*WHAT THIS TASK INVOLVES*. Your task is to repeat the entries word for word while leaving out the pictures.
##### STORED RECORDS #####
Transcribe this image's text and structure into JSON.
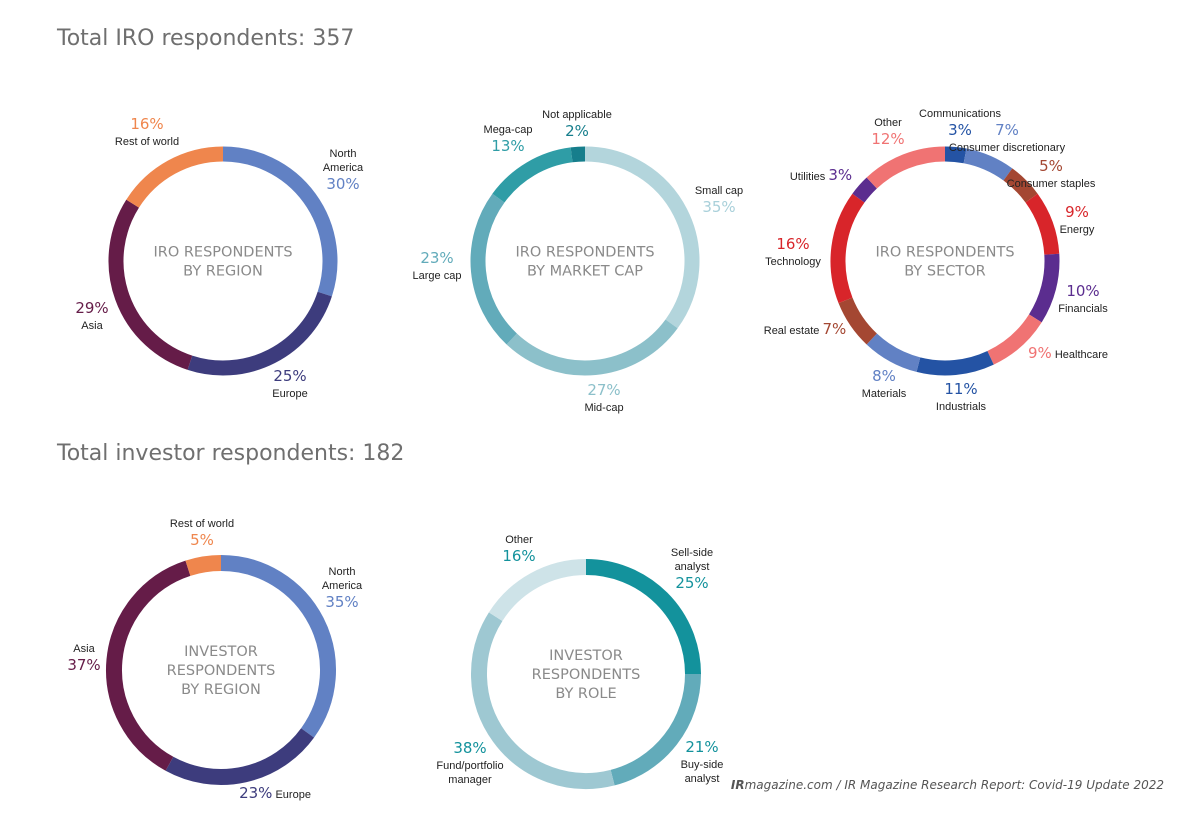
{
  "section_titles": {
    "iro": "Total IRO respondents: 357",
    "investor": "Total investor respondents: 182"
  },
  "footer": {
    "brand": "IR",
    "rest": "magazine.com / IR Magazine Research Report: Covid-19 Update 2022"
  },
  "chart_data": [
    {
      "type": "pie",
      "variant": "donut",
      "center_label": [
        "IRO RESPONDENTS",
        "BY REGION"
      ],
      "slices": [
        {
          "label": "North America",
          "label_lines": [
            "North",
            "America"
          ],
          "value": 30,
          "pct": "30%",
          "color": "#6181c4",
          "label_color": "#6181c4"
        },
        {
          "label": "Europe",
          "label_lines": [
            "Europe"
          ],
          "value": 25,
          "pct": "25%",
          "color": "#3d3c7d",
          "label_color": "#3d3c7d"
        },
        {
          "label": "Asia",
          "label_lines": [
            "Asia"
          ],
          "value": 29,
          "pct": "29%",
          "color": "#651c48",
          "label_color": "#651c48"
        },
        {
          "label": "Rest of world",
          "label_lines": [
            "Rest of world"
          ],
          "value": 16,
          "pct": "16%",
          "color": "#ef864d",
          "label_color": "#ef864d"
        }
      ]
    },
    {
      "type": "pie",
      "variant": "donut",
      "center_label": [
        "IRO RESPONDENTS",
        "BY MARKET CAP"
      ],
      "slices": [
        {
          "label": "Small cap",
          "label_lines": [
            "Small cap"
          ],
          "value": 35,
          "pct": "35%",
          "color": "#b3d5dc",
          "label_color": "#a9d0da"
        },
        {
          "label": "Mid-cap",
          "label_lines": [
            "Mid-cap"
          ],
          "value": 27,
          "pct": "27%",
          "color": "#8cc0ca",
          "label_color": "#8cc0ca"
        },
        {
          "label": "Large cap",
          "label_lines": [
            "Large cap"
          ],
          "value": 23,
          "pct": "23%",
          "color": "#62abba",
          "label_color": "#62abba"
        },
        {
          "label": "Mega-cap",
          "label_lines": [
            "Mega-cap"
          ],
          "value": 13,
          "pct": "13%",
          "color": "#2f9da6",
          "label_color": "#2f9da6"
        },
        {
          "label": "Not applicable",
          "label_lines": [
            "Not applicable"
          ],
          "value": 2,
          "pct": "2%",
          "color": "#167e8c",
          "label_color": "#167e8c"
        }
      ]
    },
    {
      "type": "pie",
      "variant": "donut",
      "center_label": [
        "IRO RESPONDENTS",
        "BY SECTOR"
      ],
      "slices": [
        {
          "label": "Communications",
          "label_lines": [
            "Communications"
          ],
          "value": 3,
          "pct": "3%",
          "color": "#2453a4",
          "label_color": "#2453a4"
        },
        {
          "label": "Consumer discretionary",
          "label_lines": [
            "Consumer discretionary"
          ],
          "value": 7,
          "pct": "7%",
          "color": "#6181c4",
          "label_color": "#6181c4"
        },
        {
          "label": "Consumer staples",
          "label_lines": [
            "Consumer staples"
          ],
          "value": 5,
          "pct": "5%",
          "color": "#a44732",
          "label_color": "#a44732"
        },
        {
          "label": "Energy",
          "label_lines": [
            "Energy"
          ],
          "value": 9,
          "pct": "9%",
          "color": "#d8252a",
          "label_color": "#d8252a"
        },
        {
          "label": "Financials",
          "label_lines": [
            "Financials"
          ],
          "value": 10,
          "pct": "10%",
          "color": "#5b2d8f",
          "label_color": "#5b2d8f"
        },
        {
          "label": "Healthcare",
          "label_lines": [
            "Healthcare"
          ],
          "value": 9,
          "pct": "9%",
          "color": "#f07373",
          "label_color": "#f07373"
        },
        {
          "label": "Industrials",
          "label_lines": [
            "Industrials"
          ],
          "value": 11,
          "pct": "11%",
          "color": "#2453a4",
          "label_color": "#2453a4"
        },
        {
          "label": "Materials",
          "label_lines": [
            "Materials"
          ],
          "value": 8,
          "pct": "8%",
          "color": "#6181c4",
          "label_color": "#6181c4"
        },
        {
          "label": "Real estate",
          "label_lines": [
            "Real estate"
          ],
          "value": 7,
          "pct": "7%",
          "color": "#a44732",
          "label_color": "#a44732"
        },
        {
          "label": "Technology",
          "label_lines": [
            "Technology"
          ],
          "value": 16,
          "pct": "16%",
          "color": "#d8252a",
          "label_color": "#d8252a"
        },
        {
          "label": "Utilities",
          "label_lines": [
            "Utilities"
          ],
          "value": 3,
          "pct": "3%",
          "color": "#5b2d8f",
          "label_color": "#5b2d8f"
        },
        {
          "label": "Other",
          "label_lines": [
            "Other"
          ],
          "value": 12,
          "pct": "12%",
          "color": "#f07373",
          "label_color": "#f07373"
        }
      ]
    },
    {
      "type": "pie",
      "variant": "donut",
      "center_label": [
        "INVESTOR",
        "RESPONDENTS",
        "BY REGION"
      ],
      "slices": [
        {
          "label": "North America",
          "label_lines": [
            "North",
            "America"
          ],
          "value": 35,
          "pct": "35%",
          "color": "#6181c4",
          "label_color": "#6181c4"
        },
        {
          "label": "Europe",
          "label_lines": [
            "Europe"
          ],
          "value": 23,
          "pct": "23%",
          "color": "#3d3c7d",
          "label_color": "#3d3c7d"
        },
        {
          "label": "Asia",
          "label_lines": [
            "Asia"
          ],
          "value": 37,
          "pct": "37%",
          "color": "#651c48",
          "label_color": "#651c48"
        },
        {
          "label": "Rest of world",
          "label_lines": [
            "Rest of world"
          ],
          "value": 5,
          "pct": "5%",
          "color": "#ef864d",
          "label_color": "#ef864d"
        }
      ]
    },
    {
      "type": "pie",
      "variant": "donut",
      "center_label": [
        "INVESTOR",
        "RESPONDENTS",
        "BY ROLE"
      ],
      "slices": [
        {
          "label": "Sell-side analyst",
          "label_lines": [
            "Sell-side",
            "analyst"
          ],
          "value": 25,
          "pct": "25%",
          "color": "#13929c",
          "label_color": "#13929c"
        },
        {
          "label": "Buy-side analyst",
          "label_lines": [
            "Buy-side",
            "analyst"
          ],
          "value": 21,
          "pct": "21%",
          "color": "#62abba",
          "label_color": "#13929c"
        },
        {
          "label": "Fund/portfolio manager",
          "label_lines": [
            "Fund/portfolio",
            "manager"
          ],
          "value": 38,
          "pct": "38%",
          "color": "#9ec8d2",
          "label_color": "#13929c"
        },
        {
          "label": "Other",
          "label_lines": [
            "Other"
          ],
          "value": 16,
          "pct": "16%",
          "color": "#cee3e8",
          "label_color": "#13929c"
        }
      ]
    }
  ]
}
#####
*ANSWER TO THE TASK*.
Transcribe this image's text and structure into JSON.
{
  "section_titles": {
    "iro": "Total IRO respondents: 357",
    "investor": "Total investor respondents: 182"
  },
  "footer": {
    "brand": "IR",
    "rest": "magazine.com / IR Magazine Research Report: Covid-19 Update 2022"
  },
  "chart_data": [
    {
      "type": "pie",
      "variant": "donut",
      "center_label": [
        "IRO RESPONDENTS",
        "BY REGION"
      ],
      "slices": [
        {
          "label": "North America",
          "label_lines": [
            "North",
            "America"
          ],
          "value": 30,
          "pct": "30%",
          "color": "#6181c4",
          "label_color": "#6181c4"
        },
        {
          "label": "Europe",
          "label_lines": [
            "Europe"
          ],
          "value": 25,
          "pct": "25%",
          "color": "#3d3c7d",
          "label_color": "#3d3c7d"
        },
        {
          "label": "Asia",
          "label_lines": [
            "Asia"
          ],
          "value": 29,
          "pct": "29%",
          "color": "#651c48",
          "label_color": "#651c48"
        },
        {
          "label": "Rest of world",
          "label_lines": [
            "Rest of world"
          ],
          "value": 16,
          "pct": "16%",
          "color": "#ef864d",
          "label_color": "#ef864d"
        }
      ]
    },
    {
      "type": "pie",
      "variant": "donut",
      "center_label": [
        "IRO RESPONDENTS",
        "BY MARKET CAP"
      ],
      "slices": [
        {
          "label": "Small cap",
          "label_lines": [
            "Small cap"
          ],
          "value": 35,
          "pct": "35%",
          "color": "#b3d5dc",
          "label_color": "#a9d0da"
        },
        {
          "label": "Mid-cap",
          "label_lines": [
            "Mid-cap"
          ],
          "value": 27,
          "pct": "27%",
          "color": "#8cc0ca",
          "label_color": "#8cc0ca"
        },
        {
          "label": "Large cap",
          "label_lines": [
            "Large cap"
          ],
          "value": 23,
          "pct": "23%",
          "color": "#62abba",
          "label_color": "#62abba"
        },
        {
          "label": "Mega-cap",
          "label_lines": [
            "Mega-cap"
          ],
          "value": 13,
          "pct": "13%",
          "color": "#2f9da6",
          "label_color": "#2f9da6"
        },
        {
          "label": "Not applicable",
          "label_lines": [
            "Not applicable"
          ],
          "value": 2,
          "pct": "2%",
          "color": "#167e8c",
          "label_color": "#167e8c"
        }
      ]
    },
    {
      "type": "pie",
      "variant": "donut",
      "center_label": [
        "IRO RESPONDENTS",
        "BY SECTOR"
      ],
      "slices": [
        {
          "label": "Communications",
          "label_lines": [
            "Communications"
          ],
          "value": 3,
          "pct": "3%",
          "color": "#2453a4",
          "label_color": "#2453a4"
        },
        {
          "label": "Consumer discretionary",
          "label_lines": [
            "Consumer discretionary"
          ],
          "value": 7,
          "pct": "7%",
          "color": "#6181c4",
          "label_color": "#6181c4"
        },
        {
          "label": "Consumer staples",
          "label_lines": [
            "Consumer staples"
          ],
          "value": 5,
          "pct": "5%",
          "color": "#a44732",
          "label_color": "#a44732"
        },
        {
          "label": "Energy",
          "label_lines": [
            "Energy"
          ],
          "value": 9,
          "pct": "9%",
          "color": "#d8252a",
          "label_color": "#d8252a"
        },
        {
          "label": "Financials",
          "label_lines": [
            "Financials"
          ],
          "value": 10,
          "pct": "10%",
          "color": "#5b2d8f",
          "label_color": "#5b2d8f"
        },
        {
          "label": "Healthcare",
          "label_lines": [
            "Healthcare"
          ],
          "value": 9,
          "pct": "9%",
          "color": "#f07373",
          "label_color": "#f07373"
        },
        {
          "label": "Industrials",
          "label_lines": [
            "Industrials"
          ],
          "value": 11,
          "pct": "11%",
          "color": "#2453a4",
          "label_color": "#2453a4"
        },
        {
          "label": "Materials",
          "label_lines": [
            "Materials"
          ],
          "value": 8,
          "pct": "8%",
          "color": "#6181c4",
          "label_color": "#6181c4"
        },
        {
          "label": "Real estate",
          "label_lines": [
            "Real estate"
          ],
          "value": 7,
          "pct": "7%",
          "color": "#a44732",
          "label_color": "#a44732"
        },
        {
          "label": "Technology",
          "label_lines": [
            "Technology"
          ],
          "value": 16,
          "pct": "16%",
          "color": "#d8252a",
          "label_color": "#d8252a"
        },
        {
          "label": "Utilities",
          "label_lines": [
            "Utilities"
          ],
          "value": 3,
          "pct": "3%",
          "color": "#5b2d8f",
          "label_color": "#5b2d8f"
        },
        {
          "label": "Other",
          "label_lines": [
            "Other"
          ],
          "value": 12,
          "pct": "12%",
          "color": "#f07373",
          "label_color": "#f07373"
        }
      ]
    },
    {
      "type": "pie",
      "variant": "donut",
      "center_label": [
        "INVESTOR",
        "RESPONDENTS",
        "BY REGION"
      ],
      "slices": [
        {
          "label": "North America",
          "label_lines": [
            "North",
            "America"
          ],
          "value": 35,
          "pct": "35%",
          "color": "#6181c4",
          "label_color": "#6181c4"
        },
        {
          "label": "Europe",
          "label_lines": [
            "Europe"
          ],
          "value": 23,
          "pct": "23%",
          "color": "#3d3c7d",
          "label_color": "#3d3c7d"
        },
        {
          "label": "Asia",
          "label_lines": [
            "Asia"
          ],
          "value": 37,
          "pct": "37%",
          "color": "#651c48",
          "label_color": "#651c48"
        },
        {
          "label": "Rest of world",
          "label_lines": [
            "Rest of world"
          ],
          "value": 5,
          "pct": "5%",
          "color": "#ef864d",
          "label_color": "#ef864d"
        }
      ]
    },
    {
      "type": "pie",
      "variant": "donut",
      "center_label": [
        "INVESTOR",
        "RESPONDENTS",
        "BY ROLE"
      ],
      "slices": [
        {
          "label": "Sell-side analyst",
          "label_lines": [
            "Sell-side",
            "analyst"
          ],
          "value": 25,
          "pct": "25%",
          "color": "#13929c",
          "label_color": "#13929c"
        },
        {
          "label": "Buy-side analyst",
          "label_lines": [
            "Buy-side",
            "analyst"
          ],
          "value": 21,
          "pct": "21%",
          "color": "#62abba",
          "label_color": "#13929c"
        },
        {
          "label": "Fund/portfolio manager",
          "label_lines": [
            "Fund/portfolio",
            "manager"
          ],
          "value": 38,
          "pct": "38%",
          "color": "#9ec8d2",
          "label_color": "#13929c"
        },
        {
          "label": "Other",
          "label_lines": [
            "Other"
          ],
          "value": 16,
          "pct": "16%",
          "color": "#cee3e8",
          "label_color": "#13929c"
        }
      ]
    }
  ]
}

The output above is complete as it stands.